* begin AVAILABLE DATA *

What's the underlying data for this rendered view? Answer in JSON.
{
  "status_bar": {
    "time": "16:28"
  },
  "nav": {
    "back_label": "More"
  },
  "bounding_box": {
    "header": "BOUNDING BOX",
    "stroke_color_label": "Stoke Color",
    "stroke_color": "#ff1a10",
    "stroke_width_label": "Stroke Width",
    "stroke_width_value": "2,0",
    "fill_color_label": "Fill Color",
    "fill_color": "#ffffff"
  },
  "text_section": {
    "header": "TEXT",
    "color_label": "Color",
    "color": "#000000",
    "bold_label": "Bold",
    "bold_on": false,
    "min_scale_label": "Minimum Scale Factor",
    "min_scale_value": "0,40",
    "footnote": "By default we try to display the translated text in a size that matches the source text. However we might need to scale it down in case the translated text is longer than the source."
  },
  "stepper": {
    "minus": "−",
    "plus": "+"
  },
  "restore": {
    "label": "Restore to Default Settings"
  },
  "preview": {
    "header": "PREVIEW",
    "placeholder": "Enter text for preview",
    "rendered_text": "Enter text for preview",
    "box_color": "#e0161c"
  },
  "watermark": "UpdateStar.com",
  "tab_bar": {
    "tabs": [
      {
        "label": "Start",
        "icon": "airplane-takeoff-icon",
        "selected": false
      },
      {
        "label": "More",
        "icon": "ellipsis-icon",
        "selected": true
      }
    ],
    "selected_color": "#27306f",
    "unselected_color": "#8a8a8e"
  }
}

* end AVAILABLE DATA *

WHAT IS NEEDED: Exactly reproduce all of the entries.

EXERCISE OUTPUT:
What's the underlying data for this rendered view? Answer in JSON.
{
  "status_bar": {
    "time": "16:28"
  },
  "nav": {
    "back_label": "More"
  },
  "bounding_box": {
    "header": "BOUNDING BOX",
    "stroke_color_label": "Stoke Color",
    "stroke_color": "#ff1a10",
    "stroke_width_label": "Stroke Width",
    "stroke_width_value": "2,0",
    "fill_color_label": "Fill Color",
    "fill_color": "#ffffff"
  },
  "text_section": {
    "header": "TEXT",
    "color_label": "Color",
    "color": "#000000",
    "bold_label": "Bold",
    "bold_on": false,
    "min_scale_label": "Minimum Scale Factor",
    "min_scale_value": "0,40",
    "footnote": "By default we try to display the translated text in a size that matches the source text. However we might need to scale it down in case the translated text is longer than the source."
  },
  "stepper": {
    "minus": "−",
    "plus": "+"
  },
  "restore": {
    "label": "Restore to Default Settings"
  },
  "preview": {
    "header": "PREVIEW",
    "placeholder": "Enter text for preview",
    "rendered_text": "Enter text for preview",
    "box_color": "#e0161c"
  },
  "watermark": "UpdateStar.com",
  "tab_bar": {
    "tabs": [
      {
        "label": "Start",
        "icon": "airplane-takeoff-icon",
        "selected": false
      },
      {
        "label": "More",
        "icon": "ellipsis-icon",
        "selected": true
      }
    ],
    "selected_color": "#27306f",
    "unselected_color": "#8a8a8e"
  }
}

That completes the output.